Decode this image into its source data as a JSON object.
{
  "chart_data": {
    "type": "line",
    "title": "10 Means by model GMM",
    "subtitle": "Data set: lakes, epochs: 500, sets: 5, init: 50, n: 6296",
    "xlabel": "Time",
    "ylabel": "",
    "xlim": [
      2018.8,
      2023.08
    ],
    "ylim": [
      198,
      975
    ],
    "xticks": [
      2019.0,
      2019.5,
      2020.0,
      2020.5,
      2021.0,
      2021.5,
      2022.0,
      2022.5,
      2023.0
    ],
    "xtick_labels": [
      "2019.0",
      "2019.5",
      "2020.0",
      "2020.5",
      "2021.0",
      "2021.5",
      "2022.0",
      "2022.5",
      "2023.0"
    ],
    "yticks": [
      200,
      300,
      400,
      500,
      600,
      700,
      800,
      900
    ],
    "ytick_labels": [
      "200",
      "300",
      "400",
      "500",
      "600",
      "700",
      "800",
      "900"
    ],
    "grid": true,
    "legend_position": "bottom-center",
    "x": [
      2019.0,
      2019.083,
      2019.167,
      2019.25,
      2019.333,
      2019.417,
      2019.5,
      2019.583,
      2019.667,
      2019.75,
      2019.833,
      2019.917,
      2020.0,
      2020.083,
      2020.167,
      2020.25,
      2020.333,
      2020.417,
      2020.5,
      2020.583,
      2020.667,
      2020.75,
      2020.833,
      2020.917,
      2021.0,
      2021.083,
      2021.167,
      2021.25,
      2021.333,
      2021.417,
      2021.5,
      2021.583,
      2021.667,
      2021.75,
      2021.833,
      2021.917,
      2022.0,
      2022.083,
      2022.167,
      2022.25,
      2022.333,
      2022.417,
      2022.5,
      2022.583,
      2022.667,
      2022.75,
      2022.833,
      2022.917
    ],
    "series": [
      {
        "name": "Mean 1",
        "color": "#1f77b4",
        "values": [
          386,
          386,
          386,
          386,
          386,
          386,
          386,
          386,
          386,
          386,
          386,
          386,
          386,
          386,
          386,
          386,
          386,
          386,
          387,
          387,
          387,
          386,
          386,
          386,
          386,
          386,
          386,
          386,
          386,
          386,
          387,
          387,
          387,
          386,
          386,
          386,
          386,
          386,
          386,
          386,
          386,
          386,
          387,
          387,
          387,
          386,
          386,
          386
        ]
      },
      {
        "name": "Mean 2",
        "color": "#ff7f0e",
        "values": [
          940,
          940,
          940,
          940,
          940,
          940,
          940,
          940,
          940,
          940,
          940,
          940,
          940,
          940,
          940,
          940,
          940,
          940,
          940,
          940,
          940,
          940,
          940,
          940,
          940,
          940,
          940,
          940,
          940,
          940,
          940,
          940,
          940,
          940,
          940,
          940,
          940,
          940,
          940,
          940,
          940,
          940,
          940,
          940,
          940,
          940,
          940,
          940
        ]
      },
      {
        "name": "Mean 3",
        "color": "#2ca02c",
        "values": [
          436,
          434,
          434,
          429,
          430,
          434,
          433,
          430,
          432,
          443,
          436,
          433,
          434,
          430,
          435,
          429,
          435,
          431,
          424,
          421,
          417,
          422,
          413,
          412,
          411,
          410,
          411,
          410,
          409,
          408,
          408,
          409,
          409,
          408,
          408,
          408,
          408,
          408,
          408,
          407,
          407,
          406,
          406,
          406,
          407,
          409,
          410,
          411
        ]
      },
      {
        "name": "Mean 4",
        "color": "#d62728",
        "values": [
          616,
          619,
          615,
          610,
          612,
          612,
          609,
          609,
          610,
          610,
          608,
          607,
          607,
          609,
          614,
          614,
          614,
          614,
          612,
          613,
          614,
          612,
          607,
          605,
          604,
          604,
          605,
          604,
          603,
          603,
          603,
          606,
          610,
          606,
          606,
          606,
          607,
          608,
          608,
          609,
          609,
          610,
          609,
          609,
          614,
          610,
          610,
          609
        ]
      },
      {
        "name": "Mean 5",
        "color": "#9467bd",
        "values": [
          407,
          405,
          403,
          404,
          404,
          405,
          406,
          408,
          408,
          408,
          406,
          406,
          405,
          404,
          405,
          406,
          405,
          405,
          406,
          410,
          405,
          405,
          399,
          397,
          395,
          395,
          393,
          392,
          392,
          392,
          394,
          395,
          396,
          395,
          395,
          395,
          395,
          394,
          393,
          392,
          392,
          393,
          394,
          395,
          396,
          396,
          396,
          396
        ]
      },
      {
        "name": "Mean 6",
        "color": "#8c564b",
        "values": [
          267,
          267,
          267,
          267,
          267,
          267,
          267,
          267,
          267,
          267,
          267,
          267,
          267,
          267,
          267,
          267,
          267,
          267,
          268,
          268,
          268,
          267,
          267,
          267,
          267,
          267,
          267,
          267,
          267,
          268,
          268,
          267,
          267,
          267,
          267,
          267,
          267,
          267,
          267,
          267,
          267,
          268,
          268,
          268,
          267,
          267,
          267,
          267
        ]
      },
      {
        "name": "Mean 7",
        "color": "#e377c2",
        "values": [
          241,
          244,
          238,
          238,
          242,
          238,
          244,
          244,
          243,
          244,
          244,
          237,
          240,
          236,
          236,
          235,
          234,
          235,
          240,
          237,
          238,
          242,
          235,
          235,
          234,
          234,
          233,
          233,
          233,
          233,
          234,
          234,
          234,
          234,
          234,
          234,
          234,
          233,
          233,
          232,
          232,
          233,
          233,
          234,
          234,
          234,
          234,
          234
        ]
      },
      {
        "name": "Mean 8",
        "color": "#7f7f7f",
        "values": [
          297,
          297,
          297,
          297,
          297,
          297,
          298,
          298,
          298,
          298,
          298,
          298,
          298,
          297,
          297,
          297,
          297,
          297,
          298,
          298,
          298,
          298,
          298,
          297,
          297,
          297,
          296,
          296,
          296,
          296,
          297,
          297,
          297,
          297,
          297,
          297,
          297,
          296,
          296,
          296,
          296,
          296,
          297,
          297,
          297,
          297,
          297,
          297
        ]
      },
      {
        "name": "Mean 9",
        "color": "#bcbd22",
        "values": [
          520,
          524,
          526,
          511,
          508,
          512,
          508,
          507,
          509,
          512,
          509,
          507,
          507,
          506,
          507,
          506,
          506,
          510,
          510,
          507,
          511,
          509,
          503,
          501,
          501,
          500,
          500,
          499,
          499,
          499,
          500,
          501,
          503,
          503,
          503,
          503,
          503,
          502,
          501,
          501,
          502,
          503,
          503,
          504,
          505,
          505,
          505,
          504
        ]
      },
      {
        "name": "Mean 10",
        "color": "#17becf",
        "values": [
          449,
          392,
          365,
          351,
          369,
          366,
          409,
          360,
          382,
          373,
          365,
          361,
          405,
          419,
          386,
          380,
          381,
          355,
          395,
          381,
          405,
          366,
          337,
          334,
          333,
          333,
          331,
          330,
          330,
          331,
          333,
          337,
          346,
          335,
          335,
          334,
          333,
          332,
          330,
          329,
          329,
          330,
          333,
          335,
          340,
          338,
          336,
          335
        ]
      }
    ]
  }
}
━━━━━━━━━━━━━━━━━━━━
The entries above should be repeated exactly, every one of them.

Decode this image into its source data as a JSON object.
{
  "chart_data": {
    "type": "line",
    "title": "10 Means by model GMM",
    "subtitle": "Data set: lakes, epochs: 500, sets: 5, init: 50, n: 6296",
    "xlabel": "Time",
    "ylabel": "",
    "xlim": [
      2018.8,
      2023.08
    ],
    "ylim": [
      198,
      975
    ],
    "xticks": [
      2019.0,
      2019.5,
      2020.0,
      2020.5,
      2021.0,
      2021.5,
      2022.0,
      2022.5,
      2023.0
    ],
    "xtick_labels": [
      "2019.0",
      "2019.5",
      "2020.0",
      "2020.5",
      "2021.0",
      "2021.5",
      "2022.0",
      "2022.5",
      "2023.0"
    ],
    "yticks": [
      200,
      300,
      400,
      500,
      600,
      700,
      800,
      900
    ],
    "ytick_labels": [
      "200",
      "300",
      "400",
      "500",
      "600",
      "700",
      "800",
      "900"
    ],
    "grid": true,
    "legend_position": "bottom-center",
    "x": [
      2019.0,
      2019.083,
      2019.167,
      2019.25,
      2019.333,
      2019.417,
      2019.5,
      2019.583,
      2019.667,
      2019.75,
      2019.833,
      2019.917,
      2020.0,
      2020.083,
      2020.167,
      2020.25,
      2020.333,
      2020.417,
      2020.5,
      2020.583,
      2020.667,
      2020.75,
      2020.833,
      2020.917,
      2021.0,
      2021.083,
      2021.167,
      2021.25,
      2021.333,
      2021.417,
      2021.5,
      2021.583,
      2021.667,
      2021.75,
      2021.833,
      2021.917,
      2022.0,
      2022.083,
      2022.167,
      2022.25,
      2022.333,
      2022.417,
      2022.5,
      2022.583,
      2022.667,
      2022.75,
      2022.833,
      2022.917
    ],
    "series": [
      {
        "name": "Mean 1",
        "color": "#1f77b4",
        "values": [
          386,
          386,
          386,
          386,
          386,
          386,
          386,
          386,
          386,
          386,
          386,
          386,
          386,
          386,
          386,
          386,
          386,
          386,
          387,
          387,
          387,
          386,
          386,
          386,
          386,
          386,
          386,
          386,
          386,
          386,
          387,
          387,
          387,
          386,
          386,
          386,
          386,
          386,
          386,
          386,
          386,
          386,
          387,
          387,
          387,
          386,
          386,
          386
        ]
      },
      {
        "name": "Mean 2",
        "color": "#ff7f0e",
        "values": [
          940,
          940,
          940,
          940,
          940,
          940,
          940,
          940,
          940,
          940,
          940,
          940,
          940,
          940,
          940,
          940,
          940,
          940,
          940,
          940,
          940,
          940,
          940,
          940,
          940,
          940,
          940,
          940,
          940,
          940,
          940,
          940,
          940,
          940,
          940,
          940,
          940,
          940,
          940,
          940,
          940,
          940,
          940,
          940,
          940,
          940,
          940,
          940
        ]
      },
      {
        "name": "Mean 3",
        "color": "#2ca02c",
        "values": [
          436,
          434,
          434,
          429,
          430,
          434,
          433,
          430,
          432,
          443,
          436,
          433,
          434,
          430,
          435,
          429,
          435,
          431,
          424,
          421,
          417,
          422,
          413,
          412,
          411,
          410,
          411,
          410,
          409,
          408,
          408,
          409,
          409,
          408,
          408,
          408,
          408,
          408,
          408,
          407,
          407,
          406,
          406,
          406,
          407,
          409,
          410,
          411
        ]
      },
      {
        "name": "Mean 4",
        "color": "#d62728",
        "values": [
          616,
          619,
          615,
          610,
          612,
          612,
          609,
          609,
          610,
          610,
          608,
          607,
          607,
          609,
          614,
          614,
          614,
          614,
          612,
          613,
          614,
          612,
          607,
          605,
          604,
          604,
          605,
          604,
          603,
          603,
          603,
          606,
          610,
          606,
          606,
          606,
          607,
          608,
          608,
          609,
          609,
          610,
          609,
          609,
          614,
          610,
          610,
          609
        ]
      },
      {
        "name": "Mean 5",
        "color": "#9467bd",
        "values": [
          407,
          405,
          403,
          404,
          404,
          405,
          406,
          408,
          408,
          408,
          406,
          406,
          405,
          404,
          405,
          406,
          405,
          405,
          406,
          410,
          405,
          405,
          399,
          397,
          395,
          395,
          393,
          392,
          392,
          392,
          394,
          395,
          396,
          395,
          395,
          395,
          395,
          394,
          393,
          392,
          392,
          393,
          394,
          395,
          396,
          396,
          396,
          396
        ]
      },
      {
        "name": "Mean 6",
        "color": "#8c564b",
        "values": [
          267,
          267,
          267,
          267,
          267,
          267,
          267,
          267,
          267,
          267,
          267,
          267,
          267,
          267,
          267,
          267,
          267,
          267,
          268,
          268,
          268,
          267,
          267,
          267,
          267,
          267,
          267,
          267,
          267,
          268,
          268,
          267,
          267,
          267,
          267,
          267,
          267,
          267,
          267,
          267,
          267,
          268,
          268,
          268,
          267,
          267,
          267,
          267
        ]
      },
      {
        "name": "Mean 7",
        "color": "#e377c2",
        "values": [
          241,
          244,
          238,
          238,
          242,
          238,
          244,
          244,
          243,
          244,
          244,
          237,
          240,
          236,
          236,
          235,
          234,
          235,
          240,
          237,
          238,
          242,
          235,
          235,
          234,
          234,
          233,
          233,
          233,
          233,
          234,
          234,
          234,
          234,
          234,
          234,
          234,
          233,
          233,
          232,
          232,
          233,
          233,
          234,
          234,
          234,
          234,
          234
        ]
      },
      {
        "name": "Mean 8",
        "color": "#7f7f7f",
        "values": [
          297,
          297,
          297,
          297,
          297,
          297,
          298,
          298,
          298,
          298,
          298,
          298,
          298,
          297,
          297,
          297,
          297,
          297,
          298,
          298,
          298,
          298,
          298,
          297,
          297,
          297,
          296,
          296,
          296,
          296,
          297,
          297,
          297,
          297,
          297,
          297,
          297,
          296,
          296,
          296,
          296,
          296,
          297,
          297,
          297,
          297,
          297,
          297
        ]
      },
      {
        "name": "Mean 9",
        "color": "#bcbd22",
        "values": [
          520,
          524,
          526,
          511,
          508,
          512,
          508,
          507,
          509,
          512,
          509,
          507,
          507,
          506,
          507,
          506,
          506,
          510,
          510,
          507,
          511,
          509,
          503,
          501,
          501,
          500,
          500,
          499,
          499,
          499,
          500,
          501,
          503,
          503,
          503,
          503,
          503,
          502,
          501,
          501,
          502,
          503,
          503,
          504,
          505,
          505,
          505,
          504
        ]
      },
      {
        "name": "Mean 10",
        "color": "#17becf",
        "values": [
          449,
          392,
          365,
          351,
          369,
          366,
          409,
          360,
          382,
          373,
          365,
          361,
          405,
          419,
          386,
          380,
          381,
          355,
          395,
          381,
          405,
          366,
          337,
          334,
          333,
          333,
          331,
          330,
          330,
          331,
          333,
          337,
          346,
          335,
          335,
          334,
          333,
          332,
          330,
          329,
          329,
          330,
          333,
          335,
          340,
          338,
          336,
          335
        ]
      }
    ]
  }
}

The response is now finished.